>> Begin
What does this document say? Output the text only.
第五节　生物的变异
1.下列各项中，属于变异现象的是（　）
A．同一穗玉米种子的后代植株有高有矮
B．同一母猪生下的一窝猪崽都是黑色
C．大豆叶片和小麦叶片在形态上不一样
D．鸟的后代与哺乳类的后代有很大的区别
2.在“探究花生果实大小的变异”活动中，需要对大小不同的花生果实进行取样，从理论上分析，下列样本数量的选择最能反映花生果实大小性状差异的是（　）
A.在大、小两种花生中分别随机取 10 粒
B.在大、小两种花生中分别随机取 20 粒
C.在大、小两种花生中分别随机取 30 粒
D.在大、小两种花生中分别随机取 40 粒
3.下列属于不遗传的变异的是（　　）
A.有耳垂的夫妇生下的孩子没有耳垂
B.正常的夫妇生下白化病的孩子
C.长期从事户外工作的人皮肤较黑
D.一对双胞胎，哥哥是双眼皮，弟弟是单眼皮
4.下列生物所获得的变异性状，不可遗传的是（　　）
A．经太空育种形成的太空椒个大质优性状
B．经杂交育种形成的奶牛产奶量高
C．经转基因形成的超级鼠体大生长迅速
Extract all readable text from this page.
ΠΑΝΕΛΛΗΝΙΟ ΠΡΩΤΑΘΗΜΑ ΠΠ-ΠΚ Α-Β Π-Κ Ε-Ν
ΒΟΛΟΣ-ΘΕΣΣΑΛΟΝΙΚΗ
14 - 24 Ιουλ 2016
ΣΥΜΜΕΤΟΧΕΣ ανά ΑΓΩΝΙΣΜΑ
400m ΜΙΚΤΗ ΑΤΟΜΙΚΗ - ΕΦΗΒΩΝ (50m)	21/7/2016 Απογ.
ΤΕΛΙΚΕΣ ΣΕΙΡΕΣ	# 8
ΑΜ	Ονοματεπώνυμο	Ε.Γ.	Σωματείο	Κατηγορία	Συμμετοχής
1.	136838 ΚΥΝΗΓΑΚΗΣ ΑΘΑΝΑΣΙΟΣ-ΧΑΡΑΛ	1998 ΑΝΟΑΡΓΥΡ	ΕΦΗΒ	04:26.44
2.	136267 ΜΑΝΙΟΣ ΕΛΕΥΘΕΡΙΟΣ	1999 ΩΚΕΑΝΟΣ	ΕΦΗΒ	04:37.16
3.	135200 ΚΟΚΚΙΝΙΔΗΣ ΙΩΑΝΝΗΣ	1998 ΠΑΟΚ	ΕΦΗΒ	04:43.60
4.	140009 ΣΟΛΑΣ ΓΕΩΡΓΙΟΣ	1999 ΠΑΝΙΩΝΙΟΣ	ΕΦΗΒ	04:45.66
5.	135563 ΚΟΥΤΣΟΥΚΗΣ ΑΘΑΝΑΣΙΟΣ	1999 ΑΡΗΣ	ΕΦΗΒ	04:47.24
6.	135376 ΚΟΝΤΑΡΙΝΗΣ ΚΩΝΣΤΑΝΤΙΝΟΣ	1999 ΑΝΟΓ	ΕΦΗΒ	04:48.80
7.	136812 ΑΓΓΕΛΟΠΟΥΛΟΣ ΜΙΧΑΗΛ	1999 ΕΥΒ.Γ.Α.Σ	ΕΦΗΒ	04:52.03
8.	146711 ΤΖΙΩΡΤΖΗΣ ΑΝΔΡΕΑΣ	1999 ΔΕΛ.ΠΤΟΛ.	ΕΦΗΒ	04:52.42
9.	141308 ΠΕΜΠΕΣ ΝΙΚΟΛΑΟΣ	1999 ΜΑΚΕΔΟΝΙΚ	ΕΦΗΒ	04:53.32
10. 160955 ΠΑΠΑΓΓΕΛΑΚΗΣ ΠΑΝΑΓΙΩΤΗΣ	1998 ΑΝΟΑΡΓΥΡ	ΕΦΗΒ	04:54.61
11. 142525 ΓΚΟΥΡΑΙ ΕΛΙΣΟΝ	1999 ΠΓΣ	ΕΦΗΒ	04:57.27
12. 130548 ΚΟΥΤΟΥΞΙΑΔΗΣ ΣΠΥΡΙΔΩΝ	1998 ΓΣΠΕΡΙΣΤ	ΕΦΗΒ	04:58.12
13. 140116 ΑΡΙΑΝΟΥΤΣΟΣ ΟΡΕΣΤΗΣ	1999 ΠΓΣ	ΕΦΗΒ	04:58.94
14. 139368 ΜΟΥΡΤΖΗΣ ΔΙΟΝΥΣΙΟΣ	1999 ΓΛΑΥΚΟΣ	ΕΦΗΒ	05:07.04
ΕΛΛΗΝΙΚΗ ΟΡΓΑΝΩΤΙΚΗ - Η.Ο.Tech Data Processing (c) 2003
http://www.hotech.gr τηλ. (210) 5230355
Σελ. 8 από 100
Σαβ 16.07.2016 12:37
>> End
*GOAL*
Reproduce exactly the line that holds "Extract all readable text from this page.", then every line after it, ending with the final line of the records above.

*EXERCISE ANSWER*
Extract all readable text from this page.
ΠΑΝΕΛΛΗΝΙΟ ΠΡΩΤΑΘΗΜΑ ΠΠ-ΠΚ Α-Β Π-Κ Ε-Ν
ΒΟΛΟΣ-ΘΕΣΣΑΛΟΝΙΚΗ
14 - 24 Ιουλ 2016
ΣΥΜΜΕΤΟΧΕΣ ανά ΑΓΩΝΙΣΜΑ
400m ΜΙΚΤΗ ΑΤΟΜΙΚΗ - ΕΦΗΒΩΝ (50m)	21/7/2016 Απογ.
ΤΕΛΙΚΕΣ ΣΕΙΡΕΣ	# 8
ΑΜ	Ονοματεπώνυμο	Ε.Γ.	Σωματείο	Κατηγορία	Συμμετοχής
1.	136838 ΚΥΝΗΓΑΚΗΣ ΑΘΑΝΑΣΙΟΣ-ΧΑΡΑΛ	1998 ΑΝΟΑΡΓΥΡ	ΕΦΗΒ	04:26.44
2.	136267 ΜΑΝΙΟΣ ΕΛΕΥΘΕΡΙΟΣ	1999 ΩΚΕΑΝΟΣ	ΕΦΗΒ	04:37.16
3.	135200 ΚΟΚΚΙΝΙΔΗΣ ΙΩΑΝΝΗΣ	1998 ΠΑΟΚ	ΕΦΗΒ	04:43.60
4.	140009 ΣΟΛΑΣ ΓΕΩΡΓΙΟΣ	1999 ΠΑΝΙΩΝΙΟΣ	ΕΦΗΒ	04:45.66
5.	135563 ΚΟΥΤΣΟΥΚΗΣ ΑΘΑΝΑΣΙΟΣ	1999 ΑΡΗΣ	ΕΦΗΒ	04:47.24
6.	135376 ΚΟΝΤΑΡΙΝΗΣ ΚΩΝΣΤΑΝΤΙΝΟΣ	1999 ΑΝΟΓ	ΕΦΗΒ	04:48.80
7.	136812 ΑΓΓΕΛΟΠΟΥΛΟΣ ΜΙΧΑΗΛ	1999 ΕΥΒ.Γ.Α.Σ	ΕΦΗΒ	04:52.03
8.	146711 ΤΖΙΩΡΤΖΗΣ ΑΝΔΡΕΑΣ	1999 ΔΕΛ.ΠΤΟΛ.	ΕΦΗΒ	04:52.42
9.	141308 ΠΕΜΠΕΣ ΝΙΚΟΛΑΟΣ	1999 ΜΑΚΕΔΟΝΙΚ	ΕΦΗΒ	04:53.32
10. 160955 ΠΑΠΑΓΓΕΛΑΚΗΣ ΠΑΝΑΓΙΩΤΗΣ	1998 ΑΝΟΑΡΓΥΡ	ΕΦΗΒ	04:54.61
11. 142525 ΓΚΟΥΡΑΙ ΕΛΙΣΟΝ	1999 ΠΓΣ	ΕΦΗΒ	04:57.27
12. 130548 ΚΟΥΤΟΥΞΙΑΔΗΣ ΣΠΥΡΙΔΩΝ	1998 ΓΣΠΕΡΙΣΤ	ΕΦΗΒ	04:58.12
13. 140116 ΑΡΙΑΝΟΥΤΣΟΣ ΟΡΕΣΤΗΣ	1999 ΠΓΣ	ΕΦΗΒ	04:58.94
14. 139368 ΜΟΥΡΤΖΗΣ ΔΙΟΝΥΣΙΟΣ	1999 ΓΛΑΥΚΟΣ	ΕΦΗΒ	05:07.04
ΕΛΛΗΝΙΚΗ ΟΡΓΑΝΩΤΙΚΗ - Η.Ο.Tech Data Processing (c) 2003
http://www.hotech.gr τηλ. (210) 5230355
Σελ. 8 από 100
Σαβ 16.07.2016 12:37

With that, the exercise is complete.